:: What you need to do ::
Collect from the data below each line with "improve".

========================

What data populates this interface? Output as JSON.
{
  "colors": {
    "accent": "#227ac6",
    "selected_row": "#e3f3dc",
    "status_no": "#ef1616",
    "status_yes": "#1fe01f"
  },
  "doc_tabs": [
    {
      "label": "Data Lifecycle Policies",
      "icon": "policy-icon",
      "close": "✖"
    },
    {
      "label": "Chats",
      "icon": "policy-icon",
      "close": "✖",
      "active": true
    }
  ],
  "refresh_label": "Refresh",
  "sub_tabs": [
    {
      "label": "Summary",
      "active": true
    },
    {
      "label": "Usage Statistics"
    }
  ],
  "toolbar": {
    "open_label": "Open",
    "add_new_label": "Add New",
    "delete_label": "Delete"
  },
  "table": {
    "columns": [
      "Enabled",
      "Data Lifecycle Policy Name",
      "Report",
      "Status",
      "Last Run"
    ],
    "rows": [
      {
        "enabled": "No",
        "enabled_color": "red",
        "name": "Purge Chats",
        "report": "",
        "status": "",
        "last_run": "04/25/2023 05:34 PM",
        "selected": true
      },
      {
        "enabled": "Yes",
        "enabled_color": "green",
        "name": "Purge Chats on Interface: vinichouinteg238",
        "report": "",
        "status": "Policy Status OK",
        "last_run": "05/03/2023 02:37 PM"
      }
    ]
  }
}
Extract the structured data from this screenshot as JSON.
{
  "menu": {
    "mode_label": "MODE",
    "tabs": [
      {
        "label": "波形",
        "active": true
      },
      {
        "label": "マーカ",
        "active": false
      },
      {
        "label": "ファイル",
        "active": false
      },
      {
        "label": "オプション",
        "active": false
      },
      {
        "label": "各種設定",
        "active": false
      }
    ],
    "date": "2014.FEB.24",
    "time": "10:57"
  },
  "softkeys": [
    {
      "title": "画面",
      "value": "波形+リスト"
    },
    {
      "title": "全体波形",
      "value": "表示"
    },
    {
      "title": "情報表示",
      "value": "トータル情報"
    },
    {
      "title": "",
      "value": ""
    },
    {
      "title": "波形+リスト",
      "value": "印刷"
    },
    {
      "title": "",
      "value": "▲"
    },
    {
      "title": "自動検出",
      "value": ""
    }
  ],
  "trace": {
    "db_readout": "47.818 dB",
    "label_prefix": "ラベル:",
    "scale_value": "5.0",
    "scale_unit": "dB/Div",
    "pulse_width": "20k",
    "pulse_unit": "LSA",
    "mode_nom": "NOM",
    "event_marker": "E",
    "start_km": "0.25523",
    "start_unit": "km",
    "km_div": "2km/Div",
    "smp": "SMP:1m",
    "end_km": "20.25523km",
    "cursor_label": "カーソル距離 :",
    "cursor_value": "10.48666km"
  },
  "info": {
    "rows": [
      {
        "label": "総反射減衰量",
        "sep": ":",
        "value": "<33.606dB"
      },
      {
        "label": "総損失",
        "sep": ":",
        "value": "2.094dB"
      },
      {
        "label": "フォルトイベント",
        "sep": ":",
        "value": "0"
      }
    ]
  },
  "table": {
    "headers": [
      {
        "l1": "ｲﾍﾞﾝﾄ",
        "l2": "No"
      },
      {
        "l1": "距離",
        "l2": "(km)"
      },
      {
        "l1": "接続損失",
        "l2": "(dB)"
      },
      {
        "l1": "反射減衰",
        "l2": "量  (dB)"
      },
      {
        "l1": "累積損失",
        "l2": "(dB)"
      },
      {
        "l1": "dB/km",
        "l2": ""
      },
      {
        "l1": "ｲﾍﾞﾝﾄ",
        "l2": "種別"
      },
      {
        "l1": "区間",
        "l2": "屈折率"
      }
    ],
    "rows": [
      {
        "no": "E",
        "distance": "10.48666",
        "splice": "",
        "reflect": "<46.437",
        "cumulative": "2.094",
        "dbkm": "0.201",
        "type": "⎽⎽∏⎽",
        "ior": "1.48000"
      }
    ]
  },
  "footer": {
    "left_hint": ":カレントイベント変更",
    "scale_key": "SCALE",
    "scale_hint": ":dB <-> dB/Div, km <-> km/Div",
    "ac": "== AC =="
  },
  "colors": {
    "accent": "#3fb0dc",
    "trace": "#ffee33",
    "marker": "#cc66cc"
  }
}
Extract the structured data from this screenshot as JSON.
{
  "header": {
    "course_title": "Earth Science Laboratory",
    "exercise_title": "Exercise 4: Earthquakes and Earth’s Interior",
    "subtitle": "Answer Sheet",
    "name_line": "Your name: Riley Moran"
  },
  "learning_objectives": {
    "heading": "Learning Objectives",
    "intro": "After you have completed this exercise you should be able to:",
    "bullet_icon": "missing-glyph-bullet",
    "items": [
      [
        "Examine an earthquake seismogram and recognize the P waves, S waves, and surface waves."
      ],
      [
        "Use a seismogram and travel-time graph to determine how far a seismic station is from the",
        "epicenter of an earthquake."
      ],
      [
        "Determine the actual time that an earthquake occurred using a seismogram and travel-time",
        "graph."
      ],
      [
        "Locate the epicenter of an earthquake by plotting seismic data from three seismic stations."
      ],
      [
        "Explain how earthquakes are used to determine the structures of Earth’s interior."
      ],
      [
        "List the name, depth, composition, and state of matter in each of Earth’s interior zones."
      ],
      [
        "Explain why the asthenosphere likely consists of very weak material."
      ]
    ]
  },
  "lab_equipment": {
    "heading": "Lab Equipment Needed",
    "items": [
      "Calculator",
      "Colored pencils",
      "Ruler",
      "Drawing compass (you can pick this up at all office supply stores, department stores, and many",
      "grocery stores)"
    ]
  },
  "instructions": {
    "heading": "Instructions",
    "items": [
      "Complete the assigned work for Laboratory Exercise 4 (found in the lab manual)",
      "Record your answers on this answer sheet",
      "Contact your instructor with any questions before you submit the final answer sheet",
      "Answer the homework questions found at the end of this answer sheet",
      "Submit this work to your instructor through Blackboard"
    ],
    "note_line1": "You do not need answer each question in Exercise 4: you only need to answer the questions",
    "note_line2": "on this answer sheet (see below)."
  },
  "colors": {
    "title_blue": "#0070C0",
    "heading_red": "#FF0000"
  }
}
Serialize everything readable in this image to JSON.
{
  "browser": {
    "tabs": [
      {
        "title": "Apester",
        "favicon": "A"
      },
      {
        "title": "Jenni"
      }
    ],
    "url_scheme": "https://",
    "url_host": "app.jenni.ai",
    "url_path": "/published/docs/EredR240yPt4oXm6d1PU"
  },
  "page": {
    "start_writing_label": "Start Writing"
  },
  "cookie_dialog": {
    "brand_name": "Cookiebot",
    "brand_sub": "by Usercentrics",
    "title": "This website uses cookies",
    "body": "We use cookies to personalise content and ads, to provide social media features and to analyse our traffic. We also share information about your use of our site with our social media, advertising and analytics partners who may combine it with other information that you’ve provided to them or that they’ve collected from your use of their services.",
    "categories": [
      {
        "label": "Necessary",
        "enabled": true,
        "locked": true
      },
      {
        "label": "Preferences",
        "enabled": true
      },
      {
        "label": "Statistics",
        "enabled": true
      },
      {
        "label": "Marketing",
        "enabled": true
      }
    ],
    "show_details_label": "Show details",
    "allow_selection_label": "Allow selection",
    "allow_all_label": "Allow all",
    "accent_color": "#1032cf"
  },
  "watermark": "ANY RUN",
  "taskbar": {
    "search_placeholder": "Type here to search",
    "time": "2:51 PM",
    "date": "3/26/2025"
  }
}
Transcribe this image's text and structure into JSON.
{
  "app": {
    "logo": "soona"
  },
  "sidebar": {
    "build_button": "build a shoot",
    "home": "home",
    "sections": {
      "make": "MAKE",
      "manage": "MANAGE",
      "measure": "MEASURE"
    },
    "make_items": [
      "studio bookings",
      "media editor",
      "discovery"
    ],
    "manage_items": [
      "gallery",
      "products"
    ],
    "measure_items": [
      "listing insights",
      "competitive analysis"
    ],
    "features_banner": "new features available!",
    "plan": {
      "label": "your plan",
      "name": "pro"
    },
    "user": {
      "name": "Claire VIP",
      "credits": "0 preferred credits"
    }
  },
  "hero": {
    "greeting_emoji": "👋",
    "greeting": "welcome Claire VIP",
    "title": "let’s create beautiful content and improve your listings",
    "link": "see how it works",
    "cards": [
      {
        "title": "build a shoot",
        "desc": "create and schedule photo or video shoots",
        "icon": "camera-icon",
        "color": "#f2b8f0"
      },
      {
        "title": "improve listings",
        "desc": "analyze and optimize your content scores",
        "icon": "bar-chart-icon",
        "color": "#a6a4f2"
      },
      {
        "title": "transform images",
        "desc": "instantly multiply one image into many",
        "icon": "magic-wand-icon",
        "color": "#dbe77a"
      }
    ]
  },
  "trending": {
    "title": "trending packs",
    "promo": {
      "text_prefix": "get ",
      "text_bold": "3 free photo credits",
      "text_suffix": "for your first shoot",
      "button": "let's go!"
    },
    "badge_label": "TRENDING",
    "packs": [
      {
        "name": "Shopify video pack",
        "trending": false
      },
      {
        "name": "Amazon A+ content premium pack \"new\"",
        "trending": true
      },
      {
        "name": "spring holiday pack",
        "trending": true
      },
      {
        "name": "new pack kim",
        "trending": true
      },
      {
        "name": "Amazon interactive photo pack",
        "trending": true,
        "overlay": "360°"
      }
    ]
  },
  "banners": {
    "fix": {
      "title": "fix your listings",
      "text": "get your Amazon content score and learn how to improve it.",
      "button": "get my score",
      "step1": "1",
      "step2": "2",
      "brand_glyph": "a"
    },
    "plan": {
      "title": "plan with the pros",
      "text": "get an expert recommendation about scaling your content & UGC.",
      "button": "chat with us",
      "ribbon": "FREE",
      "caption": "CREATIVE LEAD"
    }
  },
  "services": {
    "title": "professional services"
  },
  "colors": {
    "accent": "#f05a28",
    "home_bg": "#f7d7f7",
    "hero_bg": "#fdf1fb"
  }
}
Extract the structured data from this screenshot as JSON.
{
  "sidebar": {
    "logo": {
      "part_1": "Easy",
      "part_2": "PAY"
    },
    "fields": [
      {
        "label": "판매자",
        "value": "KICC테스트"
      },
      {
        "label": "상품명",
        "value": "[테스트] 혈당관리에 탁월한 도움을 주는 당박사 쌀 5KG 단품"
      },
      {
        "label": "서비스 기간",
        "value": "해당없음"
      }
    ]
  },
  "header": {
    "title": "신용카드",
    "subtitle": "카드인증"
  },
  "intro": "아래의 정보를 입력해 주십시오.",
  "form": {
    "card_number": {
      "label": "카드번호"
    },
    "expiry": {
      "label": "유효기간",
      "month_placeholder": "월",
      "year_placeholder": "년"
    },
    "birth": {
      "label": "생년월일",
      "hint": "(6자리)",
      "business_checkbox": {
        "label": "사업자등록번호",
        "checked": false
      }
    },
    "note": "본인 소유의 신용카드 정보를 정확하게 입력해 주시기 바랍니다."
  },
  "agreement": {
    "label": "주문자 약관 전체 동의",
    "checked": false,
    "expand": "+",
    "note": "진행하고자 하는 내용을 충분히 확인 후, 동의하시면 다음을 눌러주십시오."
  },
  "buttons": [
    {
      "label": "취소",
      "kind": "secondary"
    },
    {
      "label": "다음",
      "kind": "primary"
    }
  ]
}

========================

:: Task output ::
    "title": "let’s create beautiful content and improve your listings",
        "title": "improve listings",
      "text": "get your Amazon content score and learn how to improve it.",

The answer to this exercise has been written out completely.